**** Records supplied ****

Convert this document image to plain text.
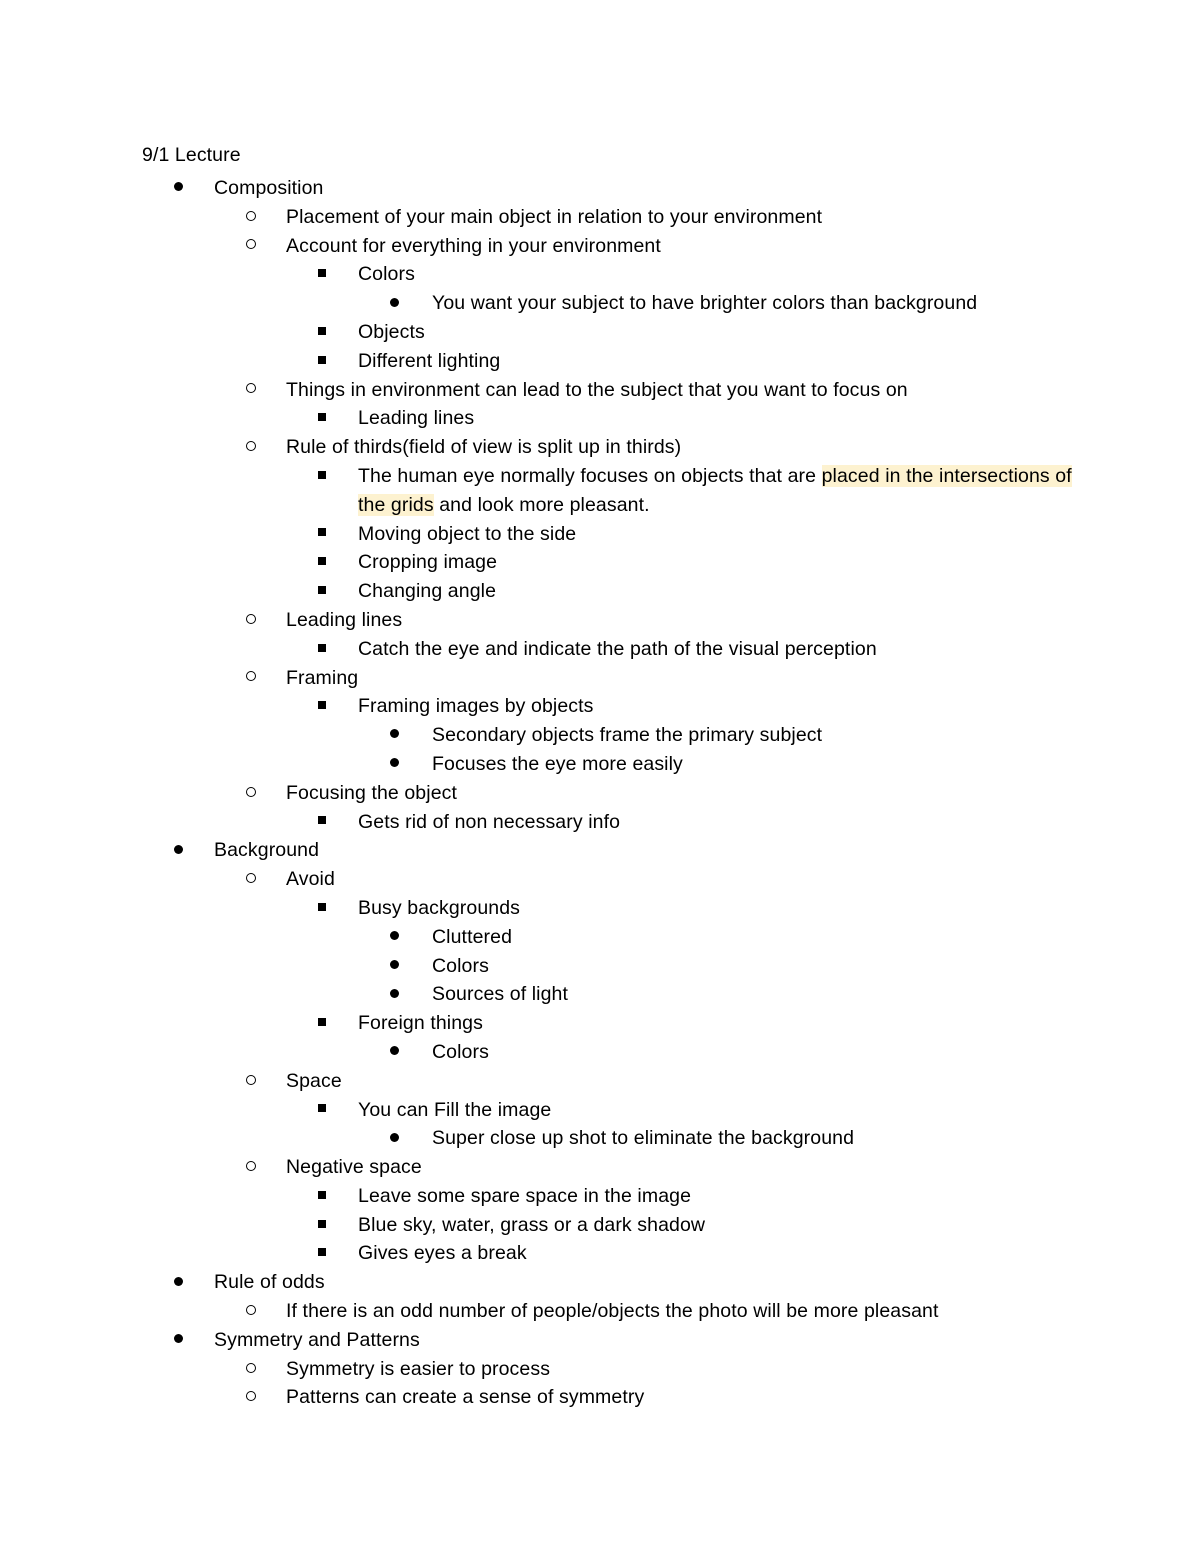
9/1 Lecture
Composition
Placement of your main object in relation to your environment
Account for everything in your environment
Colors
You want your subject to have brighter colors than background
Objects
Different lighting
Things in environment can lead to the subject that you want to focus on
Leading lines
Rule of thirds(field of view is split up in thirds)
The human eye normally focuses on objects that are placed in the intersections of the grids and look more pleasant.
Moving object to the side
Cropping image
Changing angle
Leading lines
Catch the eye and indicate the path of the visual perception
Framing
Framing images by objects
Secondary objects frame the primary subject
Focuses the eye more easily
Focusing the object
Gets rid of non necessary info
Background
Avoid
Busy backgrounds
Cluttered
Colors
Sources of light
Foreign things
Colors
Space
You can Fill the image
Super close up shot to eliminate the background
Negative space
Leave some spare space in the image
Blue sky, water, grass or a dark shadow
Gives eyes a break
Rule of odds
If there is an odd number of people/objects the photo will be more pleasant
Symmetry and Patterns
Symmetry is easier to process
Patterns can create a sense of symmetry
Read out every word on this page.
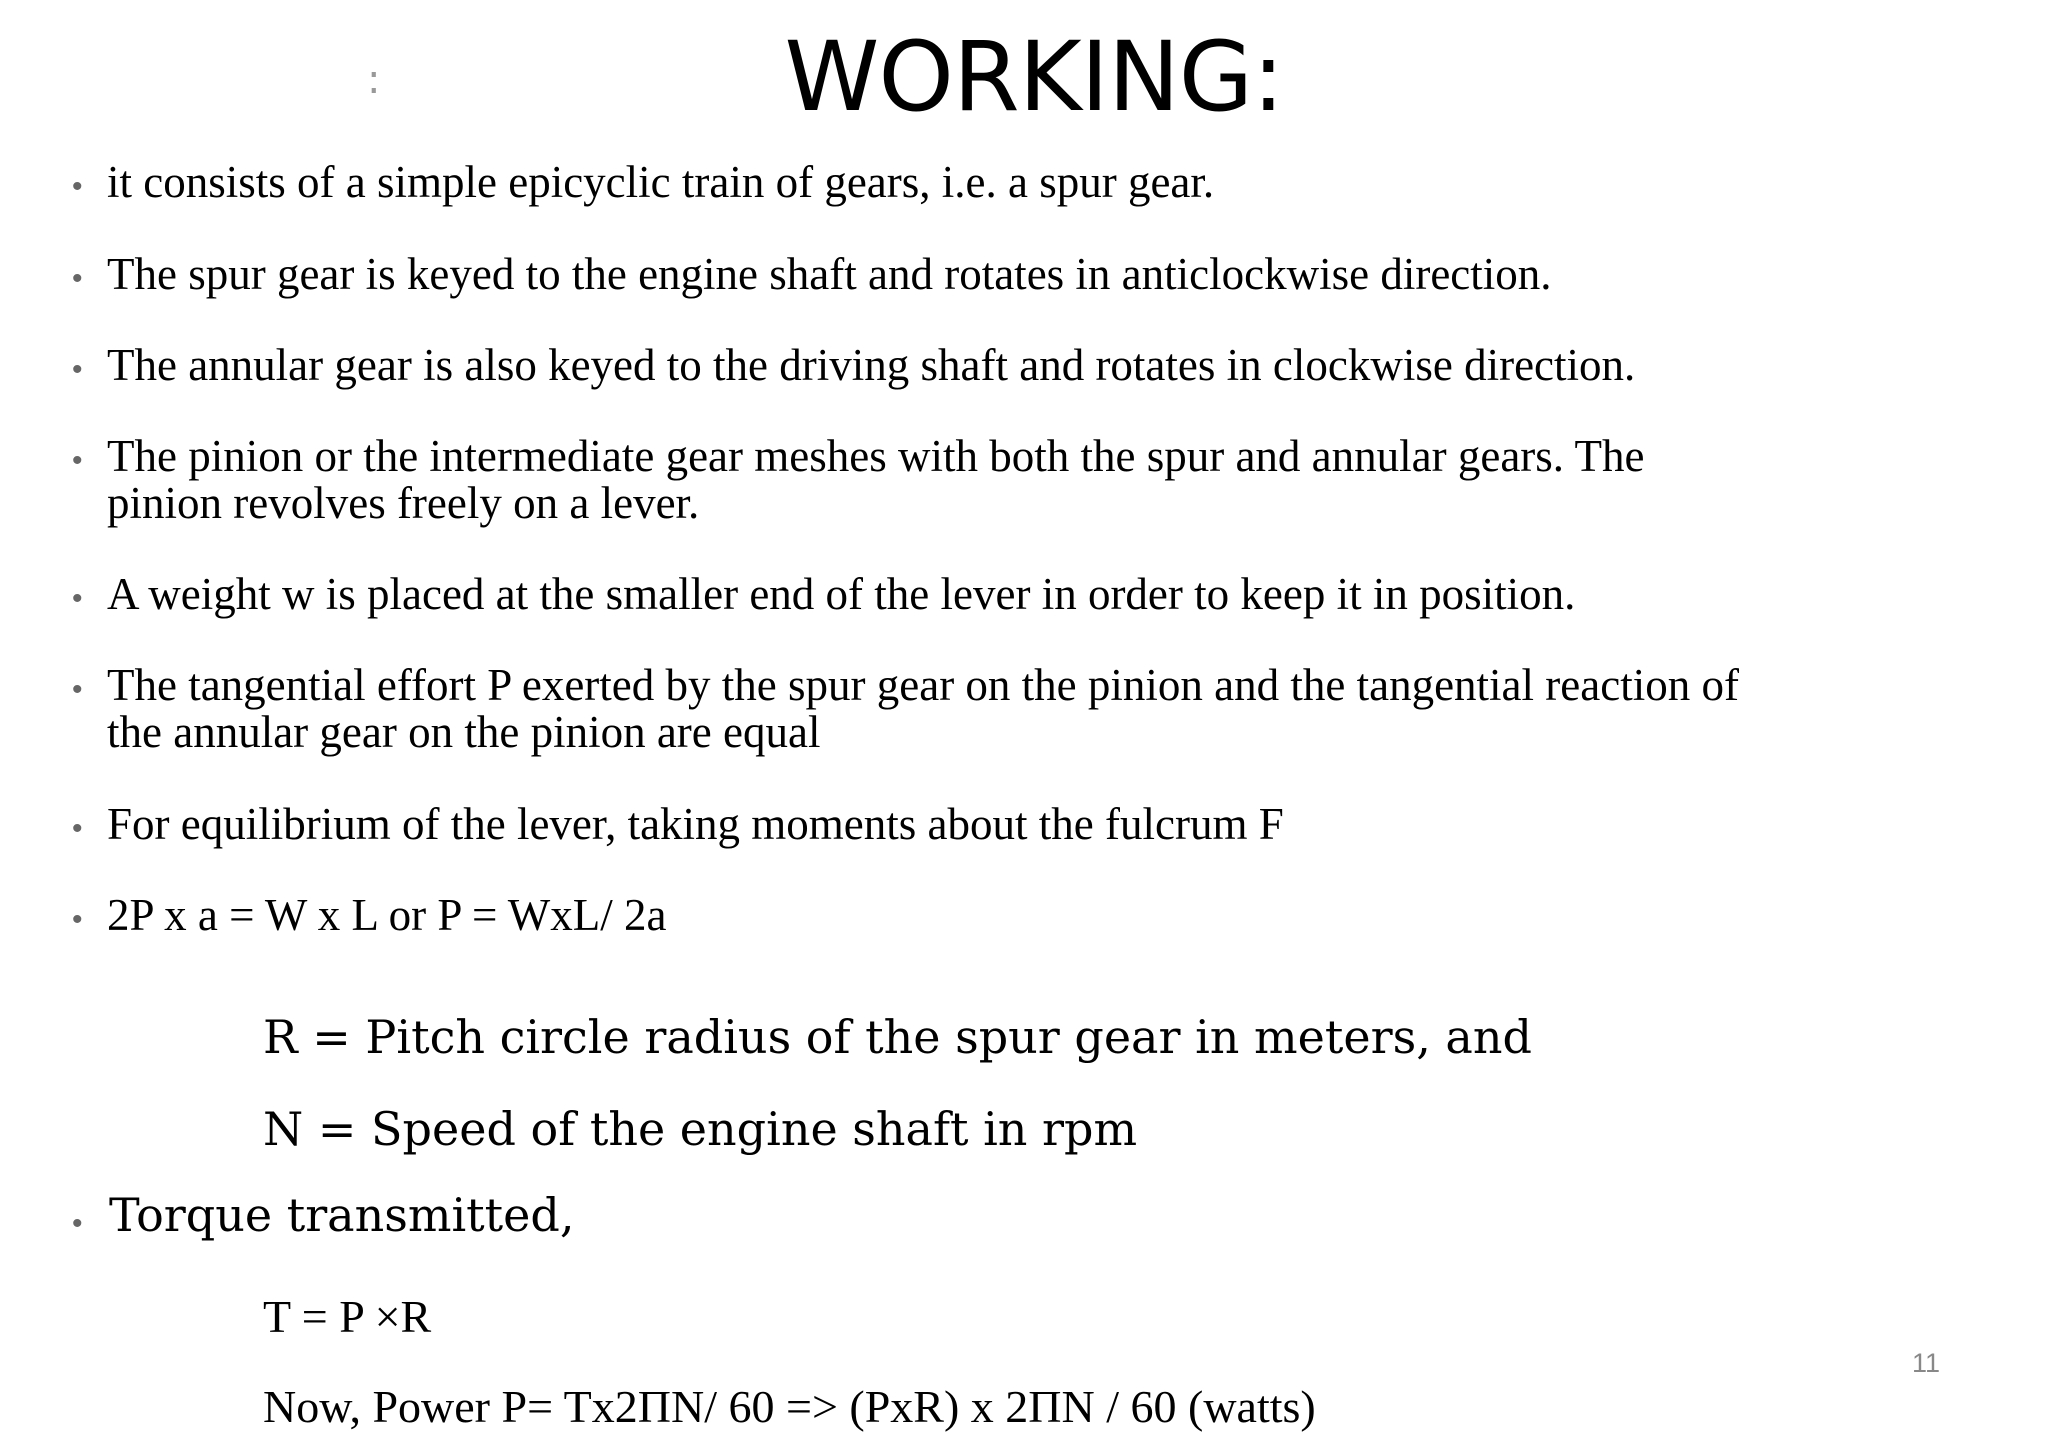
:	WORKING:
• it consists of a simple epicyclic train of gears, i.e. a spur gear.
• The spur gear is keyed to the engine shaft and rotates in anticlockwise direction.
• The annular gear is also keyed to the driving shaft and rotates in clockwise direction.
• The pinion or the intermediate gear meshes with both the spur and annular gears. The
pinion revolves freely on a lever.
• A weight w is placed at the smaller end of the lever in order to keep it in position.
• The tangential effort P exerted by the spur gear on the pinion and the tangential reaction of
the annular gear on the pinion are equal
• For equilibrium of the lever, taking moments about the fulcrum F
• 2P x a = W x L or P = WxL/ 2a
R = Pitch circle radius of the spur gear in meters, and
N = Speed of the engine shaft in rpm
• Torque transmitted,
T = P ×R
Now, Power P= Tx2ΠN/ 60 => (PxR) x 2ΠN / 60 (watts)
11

****

**Aim:**
With pictures omitted, copy exactly the lines from the one containing "Read out every word on this page." through the final line of the listing, both included.

**Written solution:**
Read out every word on this page.
:	WORKING:
• it consists of a simple epicyclic train of gears, i.e. a spur gear.
• The spur gear is keyed to the engine shaft and rotates in anticlockwise direction.
• The annular gear is also keyed to the driving shaft and rotates in clockwise direction.
• The pinion or the intermediate gear meshes with both the spur and annular gears. The
pinion revolves freely on a lever.
• A weight w is placed at the smaller end of the lever in order to keep it in position.
• The tangential effort P exerted by the spur gear on the pinion and the tangential reaction of
the annular gear on the pinion are equal
• For equilibrium of the lever, taking moments about the fulcrum F
• 2P x a = W x L or P = WxL/ 2a
R = Pitch circle radius of the spur gear in meters, and
N = Speed of the engine shaft in rpm
• Torque transmitted,
T = P ×R
Now, Power P= Tx2ΠN/ 60 => (PxR) x 2ΠN / 60 (watts)
11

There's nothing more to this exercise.